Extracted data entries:
>>>

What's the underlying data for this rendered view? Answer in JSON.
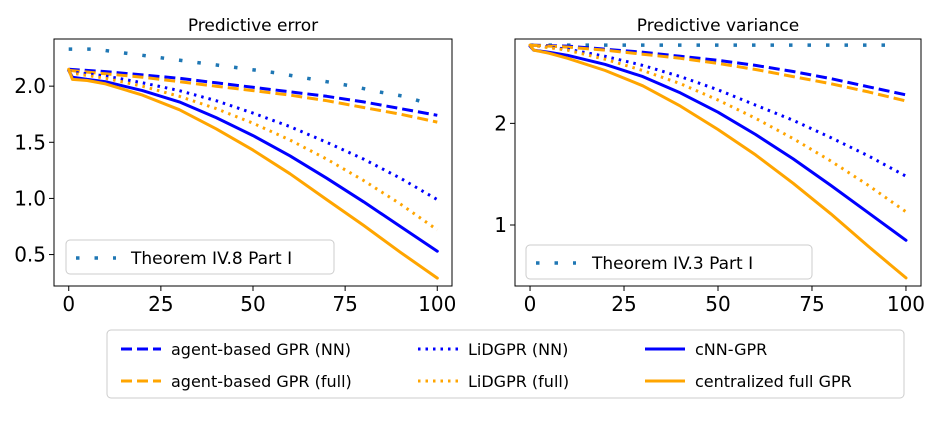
{
  "chart_data": [
    {
      "type": "line",
      "title": "Predictive error",
      "xlabel": "",
      "ylabel": "",
      "xlim": [
        -4,
        104
      ],
      "ylim": [
        0.22,
        2.42
      ],
      "xticks": [
        0,
        25,
        50,
        75,
        100
      ],
      "yticks": [
        0.5,
        1.0,
        1.5,
        2.0
      ],
      "xtick_labels": [
        "0",
        "25",
        "50",
        "75",
        "100"
      ],
      "ytick_labels": [
        "0.5",
        "1.0",
        "1.5",
        "2.0"
      ],
      "legend": {
        "location": "lower-left",
        "entries": [
          "Theorem IV.8 Part I"
        ]
      },
      "series": [
        {
          "name": "Theorem IV.8 Part I",
          "style": "dotted-sparse",
          "color": "#1f77b4",
          "x": [
            0,
            7,
            14,
            21,
            28,
            35,
            42,
            49,
            56,
            63,
            70,
            77,
            84,
            91,
            98
          ],
          "y": [
            2.33,
            2.33,
            2.3,
            2.27,
            2.24,
            2.21,
            2.18,
            2.15,
            2.12,
            2.08,
            2.04,
            2.0,
            1.95,
            1.91,
            1.84
          ]
        },
        {
          "name": "agent-based GPR (NN)",
          "style": "dashed",
          "color": "#0000ff",
          "x": [
            0,
            10,
            20,
            30,
            40,
            50,
            60,
            70,
            80,
            90,
            100
          ],
          "y": [
            2.15,
            2.13,
            2.1,
            2.07,
            2.03,
            1.99,
            1.95,
            1.91,
            1.86,
            1.8,
            1.74
          ]
        },
        {
          "name": "agent-based GPR (full)",
          "style": "dashed",
          "color": "#ffa500",
          "x": [
            0,
            10,
            20,
            30,
            40,
            50,
            60,
            70,
            80,
            90,
            100
          ],
          "y": [
            2.14,
            2.11,
            2.08,
            2.04,
            2.0,
            1.96,
            1.92,
            1.87,
            1.81,
            1.75,
            1.68
          ]
        },
        {
          "name": "LiDGPR (NN)",
          "style": "dotted",
          "color": "#0000ff",
          "x": [
            0,
            10,
            20,
            30,
            40,
            50,
            60,
            70,
            80,
            90,
            100
          ],
          "y": [
            2.13,
            2.09,
            2.03,
            1.96,
            1.87,
            1.76,
            1.64,
            1.5,
            1.35,
            1.18,
            0.99
          ]
        },
        {
          "name": "LiDGPR (full)",
          "style": "dotted",
          "color": "#ffa500",
          "x": [
            0,
            10,
            20,
            30,
            40,
            50,
            60,
            70,
            80,
            90,
            100
          ],
          "y": [
            2.12,
            2.07,
            2.0,
            1.91,
            1.8,
            1.67,
            1.52,
            1.35,
            1.16,
            0.95,
            0.72
          ]
        },
        {
          "name": "cNN-GPR",
          "style": "solid",
          "color": "#0000ff",
          "x": [
            0,
            1,
            5,
            10,
            20,
            30,
            40,
            50,
            60,
            70,
            80,
            90,
            100
          ],
          "y": [
            2.14,
            2.08,
            2.06,
            2.04,
            1.96,
            1.86,
            1.72,
            1.56,
            1.38,
            1.18,
            0.97,
            0.75,
            0.53
          ]
        },
        {
          "name": "centralized full GPR",
          "style": "solid",
          "color": "#ffa500",
          "x": [
            0,
            1,
            5,
            10,
            20,
            30,
            40,
            50,
            60,
            70,
            80,
            90,
            100
          ],
          "y": [
            2.15,
            2.06,
            2.05,
            2.02,
            1.92,
            1.79,
            1.62,
            1.43,
            1.22,
            0.99,
            0.76,
            0.52,
            0.29
          ]
        }
      ]
    },
    {
      "type": "line",
      "title": "Predictive variance",
      "xlabel": "",
      "ylabel": "",
      "xlim": [
        -4,
        104
      ],
      "ylim": [
        0.4,
        2.83
      ],
      "xticks": [
        0,
        25,
        50,
        75,
        100
      ],
      "yticks": [
        1,
        2
      ],
      "xtick_labels": [
        "0",
        "25",
        "50",
        "75",
        "100"
      ],
      "ytick_labels": [
        "1",
        "2"
      ],
      "legend": {
        "location": "lower-left",
        "entries": [
          "Theorem IV.3 Part I"
        ]
      },
      "series": [
        {
          "name": "Theorem IV.3 Part I",
          "style": "dotted-sparse",
          "color": "#1f77b4",
          "x": [
            0,
            7,
            14,
            21,
            28,
            35,
            42,
            49,
            56,
            63,
            70,
            77,
            84,
            91,
            98
          ],
          "y": [
            2.77,
            2.77,
            2.77,
            2.77,
            2.77,
            2.77,
            2.77,
            2.77,
            2.77,
            2.77,
            2.77,
            2.77,
            2.77,
            2.77,
            2.77
          ]
        },
        {
          "name": "agent-based GPR (NN)",
          "style": "dashed",
          "color": "#0000ff",
          "x": [
            0,
            10,
            20,
            30,
            40,
            50,
            60,
            70,
            80,
            90,
            100
          ],
          "y": [
            2.77,
            2.76,
            2.73,
            2.7,
            2.66,
            2.62,
            2.57,
            2.51,
            2.44,
            2.36,
            2.28
          ]
        },
        {
          "name": "agent-based GPR (full)",
          "style": "dashed",
          "color": "#ffa500",
          "x": [
            0,
            10,
            20,
            30,
            40,
            50,
            60,
            70,
            80,
            90,
            100
          ],
          "y": [
            2.77,
            2.75,
            2.72,
            2.68,
            2.64,
            2.59,
            2.53,
            2.46,
            2.39,
            2.31,
            2.22
          ]
        },
        {
          "name": "LiDGPR (NN)",
          "style": "dotted",
          "color": "#0000ff",
          "x": [
            0,
            10,
            20,
            30,
            40,
            50,
            60,
            70,
            80,
            90,
            100
          ],
          "y": [
            2.77,
            2.73,
            2.66,
            2.57,
            2.46,
            2.33,
            2.18,
            2.03,
            1.86,
            1.68,
            1.48
          ]
        },
        {
          "name": "LiDGPR (full)",
          "style": "dotted",
          "color": "#ffa500",
          "x": [
            0,
            10,
            20,
            30,
            40,
            50,
            60,
            70,
            80,
            90,
            100
          ],
          "y": [
            2.77,
            2.72,
            2.63,
            2.52,
            2.39,
            2.23,
            2.05,
            1.85,
            1.63,
            1.39,
            1.13
          ]
        },
        {
          "name": "cNN-GPR",
          "style": "solid",
          "color": "#0000ff",
          "x": [
            0,
            1,
            5,
            10,
            20,
            30,
            40,
            50,
            60,
            70,
            80,
            90,
            100
          ],
          "y": [
            2.76,
            2.72,
            2.7,
            2.67,
            2.58,
            2.46,
            2.3,
            2.11,
            1.89,
            1.65,
            1.39,
            1.12,
            0.85
          ]
        },
        {
          "name": "centralized full GPR",
          "style": "solid",
          "color": "#ffa500",
          "x": [
            0,
            1,
            5,
            10,
            20,
            30,
            40,
            50,
            60,
            70,
            80,
            90,
            100
          ],
          "y": [
            2.77,
            2.72,
            2.69,
            2.64,
            2.52,
            2.37,
            2.17,
            1.94,
            1.69,
            1.41,
            1.11,
            0.79,
            0.48
          ]
        }
      ]
    }
  ],
  "shared_legend": {
    "columns": 3,
    "entries": [
      {
        "label": "agent-based GPR (NN)",
        "color": "#0000ff",
        "style": "dashed"
      },
      {
        "label": "agent-based GPR (full)",
        "color": "#ffa500",
        "style": "dashed"
      },
      {
        "label": "LiDGPR (NN)",
        "color": "#0000ff",
        "style": "dotted"
      },
      {
        "label": "LiDGPR (full)",
        "color": "#ffa500",
        "style": "dotted"
      },
      {
        "label": "cNN-GPR",
        "color": "#0000ff",
        "style": "solid"
      },
      {
        "label": "centralized full GPR",
        "color": "#ffa500",
        "style": "solid"
      }
    ]
  }
}
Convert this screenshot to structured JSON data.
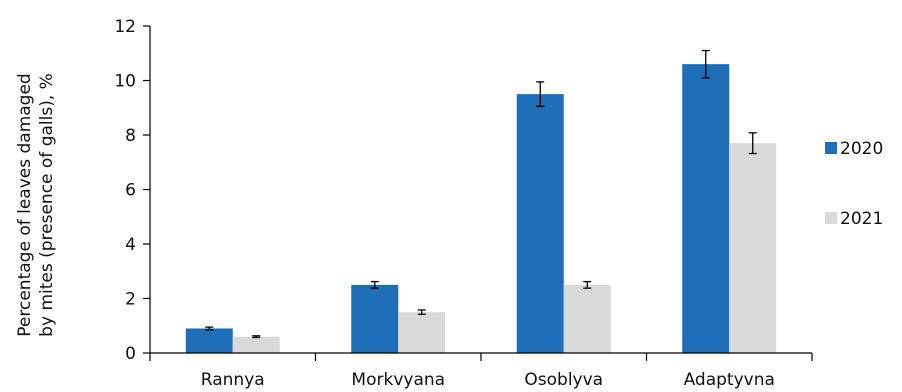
{
  "chart_data": {
    "type": "bar",
    "categories": [
      "Rannya",
      "Morkvyana",
      "Osoblyva",
      "Adaptyvna"
    ],
    "series": [
      {
        "name": "2020",
        "values": [
          0.9,
          2.5,
          9.5,
          10.6
        ],
        "errors": [
          0.05,
          0.12,
          0.45,
          0.5
        ],
        "color": "#1f6fb8"
      },
      {
        "name": "2021",
        "values": [
          0.6,
          1.5,
          2.5,
          7.7
        ],
        "errors": [
          0.03,
          0.08,
          0.12,
          0.38
        ],
        "color": "#d9d9d9"
      }
    ],
    "yticks": [
      "0",
      "2",
      "4",
      "6",
      "8",
      "10",
      "12"
    ],
    "ylim": [
      0,
      12
    ],
    "ylabel_line1": "Percentage of leaves damaged",
    "ylabel_line2": "by mites (presence of galls), %",
    "xlabel": "",
    "title": "",
    "grid": false,
    "legend_position": "right"
  }
}
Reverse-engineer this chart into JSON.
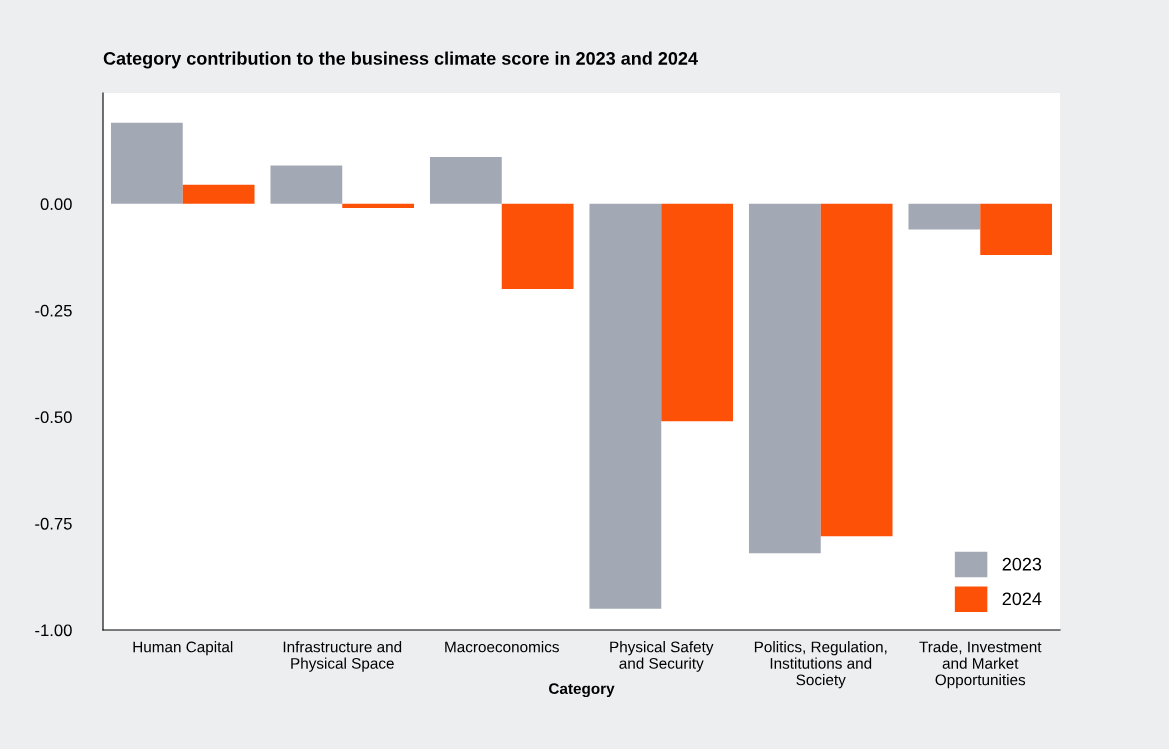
{
  "chart_data": {
    "type": "bar",
    "title": "Category contribution to the business climate score in 2023 and 2024",
    "xlabel": "Category",
    "categories": [
      "Human Capital",
      "Infrastructure and\nPhysical Space",
      "Macroeconomics",
      "Physical Safety\nand Security",
      "Politics, Regulation,\nInstitutions and\nSociety",
      "Trade, Investment\nand Market\nOpportunities"
    ],
    "series": [
      {
        "name": "2023",
        "color": "#a3a9b4",
        "values": [
          0.19,
          0.09,
          0.11,
          -0.95,
          -0.82,
          -0.06
        ]
      },
      {
        "name": "2024",
        "color": "#fe5108",
        "values": [
          0.045,
          -0.01,
          -0.2,
          -0.51,
          -0.78,
          -0.12
        ]
      }
    ],
    "ylim": [
      -1.0,
      0.26
    ],
    "yticks": [
      {
        "value": 0,
        "label": "0.00"
      },
      {
        "value": -0.25,
        "label": "-0.25"
      },
      {
        "value": -0.5,
        "label": "-0.50"
      },
      {
        "value": -0.75,
        "label": "-0.75"
      },
      {
        "value": -1,
        "label": "-1.00"
      }
    ],
    "legend": "bottom right",
    "grid": false
  }
}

<<<

◆ **Given instruction**: Search the entries for the word "xlabel" and pick out every line that holds it.

◆ **Result of the exercise**:
      "xlabel": "",
      "xlabel": "",
    "xlabel": "",
    "xlabel": "Category",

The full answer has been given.